*EXTRACT:*
········
# CAUTION: DO NOT buy ReadIRIS OCR Software



## pipermalibu (May 20, 2005)

I purchased READI.R.I.S. from a local dealer nearly two weeks ago. I have had installation issues with the software. I have emailed ReadIRIS numerous times about it and received no response. To my dealers credit, since it was an open package, they allowed me to return it when I explained the situation. They commented that they have heard several times over the past few months that the support for them is non-existent.
I posted in the forums here about my installation problem (its apparently a problem with whatever copy protection they use, because you can uninstll and reinstall till your blue in the face, and it thinks you are trying to copy it for free or something), but got no answeres either.

Just a word to the wise ---- ReadIRIS SUCKS!!!!


----------



## nervus (May 21, 2005)

pipermalibu said:
			
		

> I purchased READI.R.I.S. from a local dealer nearly two weeks ago. I have had installation issues with the software. I have emailed ReadIRIS numerous times about it and received no response. To my dealers credit, since it was an open package, they allowed me to return it when I explained the situation. They commented that they have heard several times over the past few months that the support for them is non-existent.
> I posted in the forums here about my installation problem (its apparently a problem with whatever copy protection they use, because you can uninstll and reinstall till your blue in the face, and it thinks you are trying to copy it for free or something), but got no answeres either.
> 
> Just a word to the wise ---- ReadIRIS SUCKS!!!!



Odd, I use ReadIRIS Pro 9 since over a year now with no problems at all   
Never needed their support team though.


----------
········
*REQUIRED TASK:*
Reproduce the passage of the ReadIRIS forum thread from "## pipermalibu (May" up to and including "(May 21, 2005)". Rely only on the forum thread for what follows.

*EXTRACTED DATA:*
········
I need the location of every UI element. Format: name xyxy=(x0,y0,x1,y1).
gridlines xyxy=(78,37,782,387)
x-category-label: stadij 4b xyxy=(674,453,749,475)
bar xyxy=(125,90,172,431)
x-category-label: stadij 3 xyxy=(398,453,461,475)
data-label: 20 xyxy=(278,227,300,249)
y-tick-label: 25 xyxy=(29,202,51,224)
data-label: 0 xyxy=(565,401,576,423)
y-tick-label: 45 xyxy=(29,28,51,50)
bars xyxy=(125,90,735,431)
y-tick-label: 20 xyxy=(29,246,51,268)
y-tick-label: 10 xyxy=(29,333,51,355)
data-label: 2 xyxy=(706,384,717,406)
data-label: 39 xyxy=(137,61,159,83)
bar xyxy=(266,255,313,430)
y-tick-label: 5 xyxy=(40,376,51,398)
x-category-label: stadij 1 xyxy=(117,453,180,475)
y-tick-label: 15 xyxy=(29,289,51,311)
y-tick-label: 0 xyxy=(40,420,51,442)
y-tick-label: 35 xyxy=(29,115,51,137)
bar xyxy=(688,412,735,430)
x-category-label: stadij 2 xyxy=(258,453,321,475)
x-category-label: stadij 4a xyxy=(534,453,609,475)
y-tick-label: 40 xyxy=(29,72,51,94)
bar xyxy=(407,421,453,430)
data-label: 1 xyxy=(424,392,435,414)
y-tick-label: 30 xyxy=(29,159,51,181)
········
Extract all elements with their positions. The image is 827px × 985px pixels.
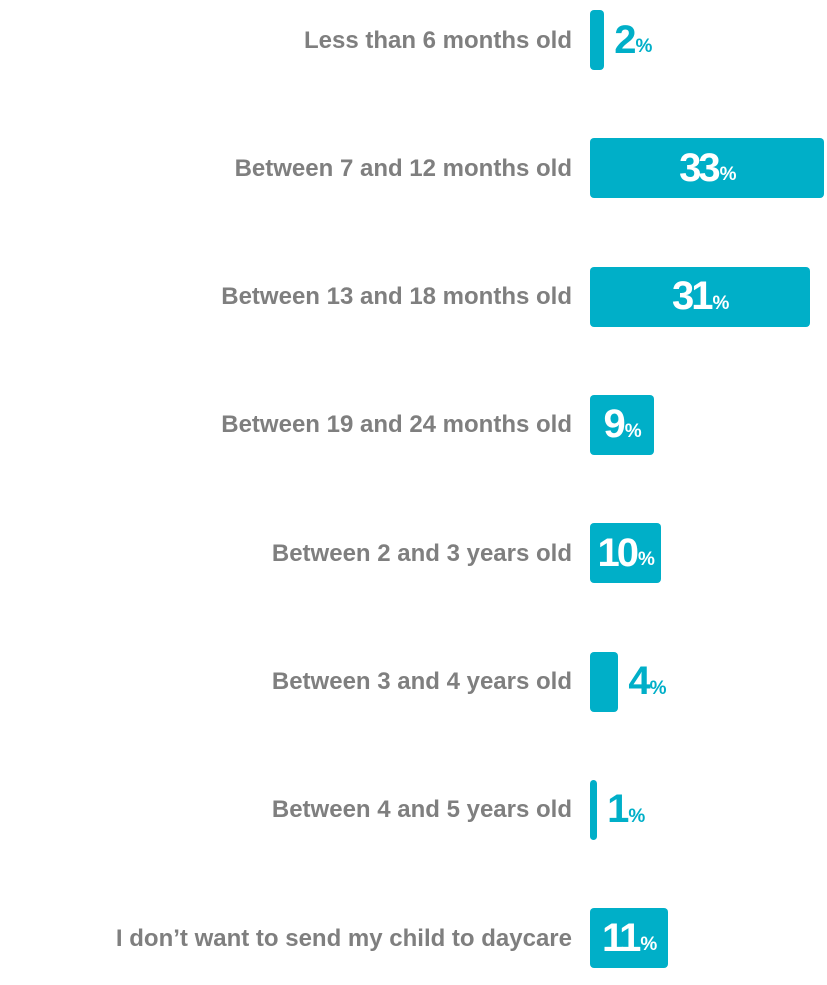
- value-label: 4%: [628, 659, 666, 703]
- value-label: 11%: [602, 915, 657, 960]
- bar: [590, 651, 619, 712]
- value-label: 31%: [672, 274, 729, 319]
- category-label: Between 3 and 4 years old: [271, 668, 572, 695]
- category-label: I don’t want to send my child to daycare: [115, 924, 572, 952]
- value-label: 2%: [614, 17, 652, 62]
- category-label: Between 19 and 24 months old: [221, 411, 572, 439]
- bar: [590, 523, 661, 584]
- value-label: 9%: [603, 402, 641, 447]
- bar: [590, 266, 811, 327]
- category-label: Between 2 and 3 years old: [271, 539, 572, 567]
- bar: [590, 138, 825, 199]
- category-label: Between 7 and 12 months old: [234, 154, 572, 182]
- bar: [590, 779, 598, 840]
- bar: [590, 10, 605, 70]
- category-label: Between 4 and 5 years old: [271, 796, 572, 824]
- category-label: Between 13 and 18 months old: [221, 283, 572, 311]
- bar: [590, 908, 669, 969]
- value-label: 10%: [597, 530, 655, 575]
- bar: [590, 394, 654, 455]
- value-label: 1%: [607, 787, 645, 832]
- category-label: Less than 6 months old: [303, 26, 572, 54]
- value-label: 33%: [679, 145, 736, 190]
········
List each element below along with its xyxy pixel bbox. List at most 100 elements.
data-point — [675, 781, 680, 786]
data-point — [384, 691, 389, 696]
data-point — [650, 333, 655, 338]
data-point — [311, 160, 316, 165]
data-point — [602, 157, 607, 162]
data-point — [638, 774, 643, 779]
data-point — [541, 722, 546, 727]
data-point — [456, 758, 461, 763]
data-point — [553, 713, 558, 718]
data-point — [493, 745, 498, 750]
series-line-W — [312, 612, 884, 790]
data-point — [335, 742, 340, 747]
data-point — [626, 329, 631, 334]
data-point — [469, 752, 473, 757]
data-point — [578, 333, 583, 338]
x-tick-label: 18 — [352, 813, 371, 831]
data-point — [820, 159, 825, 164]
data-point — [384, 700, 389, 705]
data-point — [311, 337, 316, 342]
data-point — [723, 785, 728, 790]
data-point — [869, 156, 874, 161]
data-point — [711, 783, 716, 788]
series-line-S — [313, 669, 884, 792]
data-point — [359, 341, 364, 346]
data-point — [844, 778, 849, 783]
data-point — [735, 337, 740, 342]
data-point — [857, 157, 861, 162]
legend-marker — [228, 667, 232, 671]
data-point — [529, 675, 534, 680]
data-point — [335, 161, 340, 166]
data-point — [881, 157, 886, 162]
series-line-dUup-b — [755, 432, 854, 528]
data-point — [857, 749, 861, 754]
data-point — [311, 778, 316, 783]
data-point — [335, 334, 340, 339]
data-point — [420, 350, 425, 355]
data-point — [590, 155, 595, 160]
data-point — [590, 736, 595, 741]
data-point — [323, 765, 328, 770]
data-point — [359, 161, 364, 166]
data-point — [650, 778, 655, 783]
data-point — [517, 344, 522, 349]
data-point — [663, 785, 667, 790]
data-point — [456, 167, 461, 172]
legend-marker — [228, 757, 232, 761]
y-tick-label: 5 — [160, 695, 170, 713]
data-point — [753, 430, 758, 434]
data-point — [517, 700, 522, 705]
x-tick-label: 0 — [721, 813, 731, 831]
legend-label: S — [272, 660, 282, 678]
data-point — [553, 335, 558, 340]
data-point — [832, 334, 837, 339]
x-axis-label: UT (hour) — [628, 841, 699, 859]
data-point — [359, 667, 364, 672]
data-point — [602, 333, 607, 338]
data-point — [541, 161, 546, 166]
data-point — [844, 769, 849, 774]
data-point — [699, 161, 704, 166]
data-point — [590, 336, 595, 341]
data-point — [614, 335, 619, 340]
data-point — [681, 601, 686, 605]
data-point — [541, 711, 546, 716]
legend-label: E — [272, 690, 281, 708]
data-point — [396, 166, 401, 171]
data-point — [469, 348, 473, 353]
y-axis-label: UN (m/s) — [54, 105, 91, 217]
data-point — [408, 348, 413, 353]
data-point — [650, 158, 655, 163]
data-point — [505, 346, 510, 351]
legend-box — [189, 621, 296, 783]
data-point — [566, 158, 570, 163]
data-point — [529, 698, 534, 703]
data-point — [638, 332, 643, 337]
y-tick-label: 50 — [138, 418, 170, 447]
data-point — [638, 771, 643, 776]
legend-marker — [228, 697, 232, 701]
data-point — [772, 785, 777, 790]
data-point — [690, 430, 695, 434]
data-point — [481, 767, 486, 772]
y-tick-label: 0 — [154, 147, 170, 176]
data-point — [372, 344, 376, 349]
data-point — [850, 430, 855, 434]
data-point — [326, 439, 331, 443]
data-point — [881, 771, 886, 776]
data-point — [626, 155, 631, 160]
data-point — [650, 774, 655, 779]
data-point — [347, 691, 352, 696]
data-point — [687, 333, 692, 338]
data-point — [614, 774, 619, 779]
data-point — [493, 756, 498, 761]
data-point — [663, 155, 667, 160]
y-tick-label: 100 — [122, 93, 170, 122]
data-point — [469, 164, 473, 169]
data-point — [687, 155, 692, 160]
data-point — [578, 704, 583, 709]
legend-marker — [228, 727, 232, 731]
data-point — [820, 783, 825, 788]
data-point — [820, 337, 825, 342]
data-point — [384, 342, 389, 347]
········
*RESPONSE:*
## pipermalibu (May 20, 2005)

I purchased READI.R.I.S. from a local dealer nearly two weeks ago. I have had installation issues with the software. I have emailed ReadIRIS numerous times about it and received no response. To my dealers credit, since it was an open package, they allowed me to return it when I explained the situation. They commented that they have heard several times over the past few months that the support for them is non-existent.
I posted in the forums here about my installation problem (its apparently a problem with whatever copy protection they use, because you can uninstll and reinstall till your blue in the face, and it thinks you are trying to copy it for free or something), but got no answeres either.

Just a word to the wise ---- ReadIRIS SUCKS!!!!


----------



## nervus (May 21, 2005)